▶ **Passage provided**
>>
In addition to the journalism work I do here and elsewhere, I’m also an artist. I write spooky short stories, and even occasionally do some music. In fact, I would never have started writing for Houston papers if my creative work hadn’t gotten noticed.

 

Lately, though, I find myself in an existential crisis regarding creation as I come near the end of my third book. It’s already disheartening enough to try and by a truth-peddler in an age when so much of the country is desperate to be lied to. Beyond that, we have to deal with a world where fiction is indiscernible from alternative facts. In 2024 I said that there was a robotic shark loose in Buffalo Bayou, and it’s as equally real-world accurate as the spokeswoman for the President of the United States of America talking about the Bowling Green Massacre. It’s the sort of thing that really takes the wind out of an artist’s sails.

 

Some Houston artists agree. Sara Cress is, and I mean this with no hyperbole or exaggeration, the greatest artistic voice in the city right now. She’s a former Houston Chronicle reporter, who, after she was let go, began turning news headlines into poetry. The resulting Breaking Poems are powerful islands of beauty in the madness of the times we inhabit. During the election, every new entry from her was a balm for my troubled soul, and yet, now she finds herself barely able to compose.

 

“I’m struggling,” she says. “You’d think all this awful, crushing news would make good poetry fodder, but reading the news right now feels like a beating. I went into the year ready to tackle even more projects, to throw myself into my writing, but I am spending most of my free time in bed doing nothing. I have no energy.”

 

Cress isn’t the only one. Jacqi Kill, the lead vocalist for The Bad Drugs, is finding that her work as a musician is taking a backseat in the current environment. She’s focusing instead on the practical aspects of survival.

 

“[I’m] more interested in focusing my time on my family’s safety and security,” says Kill. “Sure it makes me feel x and y and that’s great source material. Ultimately though if the economy gets shit all twisted I need a safe secure place to be and my necessities and that has been the focus for the last year. I think we put the offer in on our house three days after the election.”
<<
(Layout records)
>>
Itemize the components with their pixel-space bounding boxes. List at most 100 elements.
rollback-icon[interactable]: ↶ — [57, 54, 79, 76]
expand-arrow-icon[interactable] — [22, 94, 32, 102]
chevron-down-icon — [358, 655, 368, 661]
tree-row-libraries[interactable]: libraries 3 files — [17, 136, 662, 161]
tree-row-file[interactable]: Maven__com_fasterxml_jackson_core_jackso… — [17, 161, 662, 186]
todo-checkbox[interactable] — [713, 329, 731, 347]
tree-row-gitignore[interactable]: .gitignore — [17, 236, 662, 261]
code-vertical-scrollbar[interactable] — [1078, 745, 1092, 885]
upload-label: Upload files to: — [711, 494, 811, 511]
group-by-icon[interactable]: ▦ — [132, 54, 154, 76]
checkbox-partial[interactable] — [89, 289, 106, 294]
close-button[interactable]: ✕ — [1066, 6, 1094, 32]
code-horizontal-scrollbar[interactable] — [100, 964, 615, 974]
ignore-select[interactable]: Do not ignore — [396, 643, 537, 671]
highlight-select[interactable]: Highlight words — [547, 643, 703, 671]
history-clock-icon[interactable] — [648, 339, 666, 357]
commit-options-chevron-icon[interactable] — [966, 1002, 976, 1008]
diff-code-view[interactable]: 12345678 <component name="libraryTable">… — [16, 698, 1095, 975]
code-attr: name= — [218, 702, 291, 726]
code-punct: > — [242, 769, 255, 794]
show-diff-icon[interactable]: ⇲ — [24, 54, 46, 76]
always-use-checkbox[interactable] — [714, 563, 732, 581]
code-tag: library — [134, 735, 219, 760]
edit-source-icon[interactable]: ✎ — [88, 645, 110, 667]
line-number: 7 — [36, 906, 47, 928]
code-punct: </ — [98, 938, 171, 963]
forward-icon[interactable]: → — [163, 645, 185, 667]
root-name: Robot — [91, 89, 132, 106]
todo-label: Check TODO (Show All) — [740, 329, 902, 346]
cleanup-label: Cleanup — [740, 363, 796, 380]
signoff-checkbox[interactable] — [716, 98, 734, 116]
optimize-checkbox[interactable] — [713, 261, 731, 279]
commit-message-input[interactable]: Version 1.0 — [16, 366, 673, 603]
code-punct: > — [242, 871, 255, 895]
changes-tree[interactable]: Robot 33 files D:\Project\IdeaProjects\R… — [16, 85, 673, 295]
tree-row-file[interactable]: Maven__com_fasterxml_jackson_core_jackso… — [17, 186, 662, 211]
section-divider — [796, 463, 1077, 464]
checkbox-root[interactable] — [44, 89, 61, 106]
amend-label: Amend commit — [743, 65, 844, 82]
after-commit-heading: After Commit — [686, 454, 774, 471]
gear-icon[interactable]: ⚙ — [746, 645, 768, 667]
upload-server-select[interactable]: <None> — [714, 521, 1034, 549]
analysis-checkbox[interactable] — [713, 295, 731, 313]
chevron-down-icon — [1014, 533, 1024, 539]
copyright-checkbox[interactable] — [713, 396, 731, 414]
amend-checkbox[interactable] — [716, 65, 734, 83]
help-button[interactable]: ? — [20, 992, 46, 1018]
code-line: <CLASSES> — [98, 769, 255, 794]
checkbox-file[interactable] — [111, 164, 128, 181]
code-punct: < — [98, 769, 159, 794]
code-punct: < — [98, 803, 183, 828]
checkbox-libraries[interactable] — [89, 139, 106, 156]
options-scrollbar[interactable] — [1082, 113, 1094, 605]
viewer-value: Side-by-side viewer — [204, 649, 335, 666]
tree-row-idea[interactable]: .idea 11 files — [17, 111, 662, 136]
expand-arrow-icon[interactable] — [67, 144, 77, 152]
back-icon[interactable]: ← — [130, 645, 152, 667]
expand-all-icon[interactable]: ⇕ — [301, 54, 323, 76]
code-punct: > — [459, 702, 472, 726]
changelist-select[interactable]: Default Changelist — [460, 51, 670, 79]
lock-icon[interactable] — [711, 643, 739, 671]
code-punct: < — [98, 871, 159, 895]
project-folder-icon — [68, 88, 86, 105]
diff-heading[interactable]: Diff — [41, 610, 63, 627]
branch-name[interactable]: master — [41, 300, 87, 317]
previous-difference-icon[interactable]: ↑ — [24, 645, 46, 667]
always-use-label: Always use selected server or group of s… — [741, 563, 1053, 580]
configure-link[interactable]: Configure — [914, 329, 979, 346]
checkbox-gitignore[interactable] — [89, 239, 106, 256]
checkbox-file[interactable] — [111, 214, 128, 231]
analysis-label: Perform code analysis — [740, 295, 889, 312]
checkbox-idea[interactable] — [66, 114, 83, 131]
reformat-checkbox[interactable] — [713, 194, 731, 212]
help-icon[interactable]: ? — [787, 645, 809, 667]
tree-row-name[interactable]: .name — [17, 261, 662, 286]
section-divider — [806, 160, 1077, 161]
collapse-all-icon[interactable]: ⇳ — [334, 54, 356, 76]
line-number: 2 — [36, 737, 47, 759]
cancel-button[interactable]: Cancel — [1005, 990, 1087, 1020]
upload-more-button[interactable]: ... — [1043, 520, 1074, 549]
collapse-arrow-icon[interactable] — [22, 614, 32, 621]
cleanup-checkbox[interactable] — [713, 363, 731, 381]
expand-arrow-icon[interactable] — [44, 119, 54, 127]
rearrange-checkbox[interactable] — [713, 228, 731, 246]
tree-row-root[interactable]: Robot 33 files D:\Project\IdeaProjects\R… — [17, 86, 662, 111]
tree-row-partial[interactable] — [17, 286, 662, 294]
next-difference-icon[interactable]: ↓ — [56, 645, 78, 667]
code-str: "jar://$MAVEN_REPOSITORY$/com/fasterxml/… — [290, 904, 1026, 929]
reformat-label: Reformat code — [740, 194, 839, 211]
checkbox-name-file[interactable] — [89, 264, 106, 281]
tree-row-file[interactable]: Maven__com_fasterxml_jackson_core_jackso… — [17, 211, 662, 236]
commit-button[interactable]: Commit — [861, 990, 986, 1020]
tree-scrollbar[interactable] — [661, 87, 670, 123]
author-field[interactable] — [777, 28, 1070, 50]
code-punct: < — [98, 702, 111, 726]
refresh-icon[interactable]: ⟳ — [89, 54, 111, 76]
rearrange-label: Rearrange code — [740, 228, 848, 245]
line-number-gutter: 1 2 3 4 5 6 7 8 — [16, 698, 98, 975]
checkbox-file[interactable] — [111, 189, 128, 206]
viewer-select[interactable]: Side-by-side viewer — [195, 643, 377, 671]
<<
▶ **Job 1**
In the piece about Houston artists, write out the part that opens with the words containing "Cress isn’t the" and closes with "aspects of survival.", switching "backseat" to "back burner".
▶ **Job 2**
Transcribe the layout rows from the first row through the row containing "code-punct: > — [242, 769, 255, 794]", both included.

▶ **Full solution 1**
Cress isn’t the only one. Jacqi Kill, the lead vocalist for The Bad Drugs, is finding that her work as a musician is taking a back burner in the current environment. She’s focusing instead on the practical aspects of survival.

▶ **Full solution 2**
Itemize the components with their pixel-space bounding boxes. List at most 100 elements.
rollback-icon[interactable]: ↶ — [57, 54, 79, 76]
expand-arrow-icon[interactable] — [22, 94, 32, 102]
chevron-down-icon — [358, 655, 368, 661]
tree-row-libraries[interactable]: libraries 3 files — [17, 136, 662, 161]
tree-row-file[interactable]: Maven__com_fasterxml_jackson_core_jackso… — [17, 161, 662, 186]
todo-checkbox[interactable] — [713, 329, 731, 347]
tree-row-gitignore[interactable]: .gitignore — [17, 236, 662, 261]
code-vertical-scrollbar[interactable] — [1078, 745, 1092, 885]
upload-label: Upload files to: — [711, 494, 811, 511]
group-by-icon[interactable]: ▦ — [132, 54, 154, 76]
checkbox-partial[interactable] — [89, 289, 106, 294]
close-button[interactable]: ✕ — [1066, 6, 1094, 32]
code-horizontal-scrollbar[interactable] — [100, 964, 615, 974]
ignore-select[interactable]: Do not ignore — [396, 643, 537, 671]
highlight-select[interactable]: Highlight words — [547, 643, 703, 671]
history-clock-icon[interactable] — [648, 339, 666, 357]
commit-options-chevron-icon[interactable] — [966, 1002, 976, 1008]
diff-code-view[interactable]: 12345678 <component name="libraryTable">… — [16, 698, 1095, 975]
code-attr: name= — [218, 702, 291, 726]
code-punct: > — [242, 769, 255, 794]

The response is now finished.